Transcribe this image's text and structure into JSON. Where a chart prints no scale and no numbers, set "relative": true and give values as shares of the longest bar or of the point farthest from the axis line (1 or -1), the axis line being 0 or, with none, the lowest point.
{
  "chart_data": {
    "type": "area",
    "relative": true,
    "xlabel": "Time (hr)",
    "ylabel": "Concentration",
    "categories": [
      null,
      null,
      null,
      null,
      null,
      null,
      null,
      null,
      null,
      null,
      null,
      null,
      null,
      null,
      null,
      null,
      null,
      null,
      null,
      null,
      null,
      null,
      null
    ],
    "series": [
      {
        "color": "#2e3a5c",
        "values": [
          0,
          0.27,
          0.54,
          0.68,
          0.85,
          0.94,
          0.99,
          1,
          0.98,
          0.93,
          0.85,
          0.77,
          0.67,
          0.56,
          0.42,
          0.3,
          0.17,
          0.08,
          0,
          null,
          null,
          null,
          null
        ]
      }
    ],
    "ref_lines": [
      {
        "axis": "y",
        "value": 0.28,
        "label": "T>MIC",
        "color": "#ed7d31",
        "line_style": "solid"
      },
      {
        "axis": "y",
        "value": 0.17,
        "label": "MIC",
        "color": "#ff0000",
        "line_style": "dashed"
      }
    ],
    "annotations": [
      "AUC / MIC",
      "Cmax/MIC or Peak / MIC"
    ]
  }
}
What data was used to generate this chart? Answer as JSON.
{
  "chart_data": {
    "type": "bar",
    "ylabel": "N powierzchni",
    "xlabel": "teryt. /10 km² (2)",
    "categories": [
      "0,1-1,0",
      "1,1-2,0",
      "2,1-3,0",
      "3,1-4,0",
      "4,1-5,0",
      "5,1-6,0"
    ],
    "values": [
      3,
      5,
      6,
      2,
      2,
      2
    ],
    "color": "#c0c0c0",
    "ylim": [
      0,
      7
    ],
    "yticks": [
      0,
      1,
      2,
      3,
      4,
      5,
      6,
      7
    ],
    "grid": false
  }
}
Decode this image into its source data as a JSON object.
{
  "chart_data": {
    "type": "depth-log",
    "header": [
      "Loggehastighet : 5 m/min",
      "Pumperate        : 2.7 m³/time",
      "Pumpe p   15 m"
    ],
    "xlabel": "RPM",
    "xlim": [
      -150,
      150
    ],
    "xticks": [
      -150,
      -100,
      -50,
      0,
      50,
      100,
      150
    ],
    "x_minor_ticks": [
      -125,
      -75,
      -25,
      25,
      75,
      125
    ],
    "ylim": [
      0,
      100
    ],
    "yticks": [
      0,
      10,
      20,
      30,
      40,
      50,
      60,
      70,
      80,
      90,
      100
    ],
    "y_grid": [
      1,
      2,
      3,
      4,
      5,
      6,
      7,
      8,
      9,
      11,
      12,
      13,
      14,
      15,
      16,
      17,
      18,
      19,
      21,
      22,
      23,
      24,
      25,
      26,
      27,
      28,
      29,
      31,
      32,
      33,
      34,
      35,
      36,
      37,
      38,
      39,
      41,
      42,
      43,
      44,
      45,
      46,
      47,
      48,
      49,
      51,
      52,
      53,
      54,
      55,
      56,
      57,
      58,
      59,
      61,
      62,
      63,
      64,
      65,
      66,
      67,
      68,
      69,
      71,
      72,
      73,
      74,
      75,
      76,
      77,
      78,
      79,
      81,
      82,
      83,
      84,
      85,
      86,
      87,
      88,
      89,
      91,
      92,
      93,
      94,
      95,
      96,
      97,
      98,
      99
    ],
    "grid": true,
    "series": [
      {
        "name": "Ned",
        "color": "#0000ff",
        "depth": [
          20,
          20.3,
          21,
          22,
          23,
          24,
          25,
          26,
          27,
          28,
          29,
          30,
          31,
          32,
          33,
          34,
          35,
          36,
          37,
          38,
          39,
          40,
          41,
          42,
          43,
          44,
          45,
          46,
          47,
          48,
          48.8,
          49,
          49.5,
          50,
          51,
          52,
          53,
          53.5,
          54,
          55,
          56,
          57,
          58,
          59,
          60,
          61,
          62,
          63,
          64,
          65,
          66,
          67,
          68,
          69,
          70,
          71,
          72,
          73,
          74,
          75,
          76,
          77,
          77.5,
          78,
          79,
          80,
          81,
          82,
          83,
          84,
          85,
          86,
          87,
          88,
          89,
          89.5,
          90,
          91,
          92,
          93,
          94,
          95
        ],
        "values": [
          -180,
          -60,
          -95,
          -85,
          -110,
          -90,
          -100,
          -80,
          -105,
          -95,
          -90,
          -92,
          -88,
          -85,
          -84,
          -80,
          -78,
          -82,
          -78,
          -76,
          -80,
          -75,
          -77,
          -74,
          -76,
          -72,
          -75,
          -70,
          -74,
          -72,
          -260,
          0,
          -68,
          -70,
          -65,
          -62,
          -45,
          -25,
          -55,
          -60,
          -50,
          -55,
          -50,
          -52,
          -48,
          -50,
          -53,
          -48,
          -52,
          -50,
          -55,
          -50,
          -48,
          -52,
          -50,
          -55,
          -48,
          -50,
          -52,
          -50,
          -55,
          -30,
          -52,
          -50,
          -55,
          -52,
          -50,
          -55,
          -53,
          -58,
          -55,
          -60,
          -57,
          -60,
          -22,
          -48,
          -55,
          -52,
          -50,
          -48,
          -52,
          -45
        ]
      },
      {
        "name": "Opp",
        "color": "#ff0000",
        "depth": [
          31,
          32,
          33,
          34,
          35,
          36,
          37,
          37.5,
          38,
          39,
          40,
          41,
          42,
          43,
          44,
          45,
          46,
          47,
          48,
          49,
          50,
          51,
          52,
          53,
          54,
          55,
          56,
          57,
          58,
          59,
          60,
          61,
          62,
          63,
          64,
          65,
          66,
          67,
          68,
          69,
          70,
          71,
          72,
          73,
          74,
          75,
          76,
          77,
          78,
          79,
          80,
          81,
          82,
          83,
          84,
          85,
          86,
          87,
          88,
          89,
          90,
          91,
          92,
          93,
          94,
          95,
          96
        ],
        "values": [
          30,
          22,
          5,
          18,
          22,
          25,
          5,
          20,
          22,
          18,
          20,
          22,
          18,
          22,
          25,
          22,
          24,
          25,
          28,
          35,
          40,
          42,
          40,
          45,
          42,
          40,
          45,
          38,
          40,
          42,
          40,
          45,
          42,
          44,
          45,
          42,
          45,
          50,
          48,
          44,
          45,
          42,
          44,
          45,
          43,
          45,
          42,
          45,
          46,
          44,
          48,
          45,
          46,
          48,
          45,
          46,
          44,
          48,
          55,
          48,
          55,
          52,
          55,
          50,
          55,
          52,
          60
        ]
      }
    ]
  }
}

STATED EXERCISE: Find every line in the entries that includes the word "into", then state how many there are and nothing else.

EXERCISE RESPONSE: 2